▶ [WHAT IS EXPECTED]:
Give every line from the entries that contains "screenshot".

▶ [DATA SECTION]:
---+---
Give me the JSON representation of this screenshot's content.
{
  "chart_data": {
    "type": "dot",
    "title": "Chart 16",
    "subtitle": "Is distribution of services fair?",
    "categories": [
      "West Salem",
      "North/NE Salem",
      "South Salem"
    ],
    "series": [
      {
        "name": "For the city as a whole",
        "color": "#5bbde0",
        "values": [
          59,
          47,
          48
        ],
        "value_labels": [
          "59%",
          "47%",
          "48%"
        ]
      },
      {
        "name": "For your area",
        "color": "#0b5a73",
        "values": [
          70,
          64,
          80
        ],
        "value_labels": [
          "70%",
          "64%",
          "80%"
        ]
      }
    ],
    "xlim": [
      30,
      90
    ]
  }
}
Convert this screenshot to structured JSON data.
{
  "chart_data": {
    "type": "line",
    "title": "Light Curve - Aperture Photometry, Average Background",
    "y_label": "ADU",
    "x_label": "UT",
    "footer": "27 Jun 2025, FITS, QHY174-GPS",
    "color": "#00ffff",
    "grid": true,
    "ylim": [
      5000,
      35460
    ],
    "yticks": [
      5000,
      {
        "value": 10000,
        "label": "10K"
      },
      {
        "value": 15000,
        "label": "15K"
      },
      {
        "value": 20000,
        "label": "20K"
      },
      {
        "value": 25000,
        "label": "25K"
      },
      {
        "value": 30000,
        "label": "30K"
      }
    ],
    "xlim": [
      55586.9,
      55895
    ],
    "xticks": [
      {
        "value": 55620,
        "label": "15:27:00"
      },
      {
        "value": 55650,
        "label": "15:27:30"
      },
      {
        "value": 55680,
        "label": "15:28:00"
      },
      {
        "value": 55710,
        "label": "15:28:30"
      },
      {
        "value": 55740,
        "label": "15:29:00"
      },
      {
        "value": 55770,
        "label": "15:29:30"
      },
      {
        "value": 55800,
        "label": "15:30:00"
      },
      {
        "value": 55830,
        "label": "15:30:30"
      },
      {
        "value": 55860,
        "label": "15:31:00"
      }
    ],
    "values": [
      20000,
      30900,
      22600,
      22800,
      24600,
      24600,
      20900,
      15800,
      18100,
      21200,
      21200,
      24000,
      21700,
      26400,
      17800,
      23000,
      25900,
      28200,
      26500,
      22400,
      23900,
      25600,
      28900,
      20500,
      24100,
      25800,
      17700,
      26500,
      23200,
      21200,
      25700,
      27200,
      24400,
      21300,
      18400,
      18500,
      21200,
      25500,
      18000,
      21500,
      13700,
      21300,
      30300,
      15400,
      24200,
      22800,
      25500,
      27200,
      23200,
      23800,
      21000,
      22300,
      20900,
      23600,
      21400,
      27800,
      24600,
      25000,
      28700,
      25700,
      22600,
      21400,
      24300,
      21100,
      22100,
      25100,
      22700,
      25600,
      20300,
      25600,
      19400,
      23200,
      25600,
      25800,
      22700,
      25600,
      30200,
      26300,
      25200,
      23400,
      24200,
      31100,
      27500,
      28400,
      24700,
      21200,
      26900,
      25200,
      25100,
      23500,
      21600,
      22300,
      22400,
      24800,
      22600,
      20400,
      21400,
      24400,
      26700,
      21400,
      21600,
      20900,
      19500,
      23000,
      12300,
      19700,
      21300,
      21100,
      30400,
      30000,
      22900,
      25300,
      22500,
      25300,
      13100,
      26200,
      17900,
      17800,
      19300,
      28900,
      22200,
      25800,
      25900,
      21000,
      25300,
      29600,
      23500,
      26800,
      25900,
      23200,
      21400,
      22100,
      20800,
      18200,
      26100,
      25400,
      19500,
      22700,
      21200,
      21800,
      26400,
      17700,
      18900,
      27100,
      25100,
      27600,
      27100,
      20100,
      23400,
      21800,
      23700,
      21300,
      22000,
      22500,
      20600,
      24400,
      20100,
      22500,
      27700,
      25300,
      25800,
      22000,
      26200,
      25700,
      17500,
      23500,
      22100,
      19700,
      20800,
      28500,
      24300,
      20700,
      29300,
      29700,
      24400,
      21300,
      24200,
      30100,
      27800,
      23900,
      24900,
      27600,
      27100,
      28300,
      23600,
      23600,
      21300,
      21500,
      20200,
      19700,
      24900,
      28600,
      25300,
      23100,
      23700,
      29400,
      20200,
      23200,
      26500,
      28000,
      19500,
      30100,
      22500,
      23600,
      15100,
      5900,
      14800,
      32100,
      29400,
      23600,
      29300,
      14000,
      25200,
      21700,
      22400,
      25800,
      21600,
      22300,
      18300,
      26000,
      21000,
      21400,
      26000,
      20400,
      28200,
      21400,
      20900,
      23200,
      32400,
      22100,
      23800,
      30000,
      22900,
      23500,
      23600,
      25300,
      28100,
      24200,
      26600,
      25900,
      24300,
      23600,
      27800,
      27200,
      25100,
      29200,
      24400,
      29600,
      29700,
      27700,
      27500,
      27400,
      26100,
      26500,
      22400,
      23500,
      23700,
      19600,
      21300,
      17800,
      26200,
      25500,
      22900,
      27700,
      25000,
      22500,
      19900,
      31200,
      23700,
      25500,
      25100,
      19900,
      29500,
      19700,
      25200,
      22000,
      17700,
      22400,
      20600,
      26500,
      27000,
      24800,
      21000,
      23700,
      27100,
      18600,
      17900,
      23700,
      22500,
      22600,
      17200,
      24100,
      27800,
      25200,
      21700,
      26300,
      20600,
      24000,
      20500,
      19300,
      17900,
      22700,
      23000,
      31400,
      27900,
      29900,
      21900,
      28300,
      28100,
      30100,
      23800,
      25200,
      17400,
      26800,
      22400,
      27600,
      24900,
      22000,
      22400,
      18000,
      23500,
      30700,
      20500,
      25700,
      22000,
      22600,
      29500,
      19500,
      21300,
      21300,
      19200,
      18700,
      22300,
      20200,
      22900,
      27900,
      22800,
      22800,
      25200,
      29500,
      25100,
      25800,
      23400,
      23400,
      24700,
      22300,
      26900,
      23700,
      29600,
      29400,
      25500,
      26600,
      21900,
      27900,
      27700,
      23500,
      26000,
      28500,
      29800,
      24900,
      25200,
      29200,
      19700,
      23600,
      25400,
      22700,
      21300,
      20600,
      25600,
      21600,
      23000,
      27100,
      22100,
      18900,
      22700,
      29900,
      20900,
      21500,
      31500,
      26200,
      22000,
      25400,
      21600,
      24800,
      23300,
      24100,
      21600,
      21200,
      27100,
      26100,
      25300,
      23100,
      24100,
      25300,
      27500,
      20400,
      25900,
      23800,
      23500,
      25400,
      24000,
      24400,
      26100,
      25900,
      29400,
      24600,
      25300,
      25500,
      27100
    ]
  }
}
---+---
▶ [ANSWER TO THE EXERCISE]:
Give me the JSON representation of this screenshot's content.
Convert this screenshot to structured JSON data.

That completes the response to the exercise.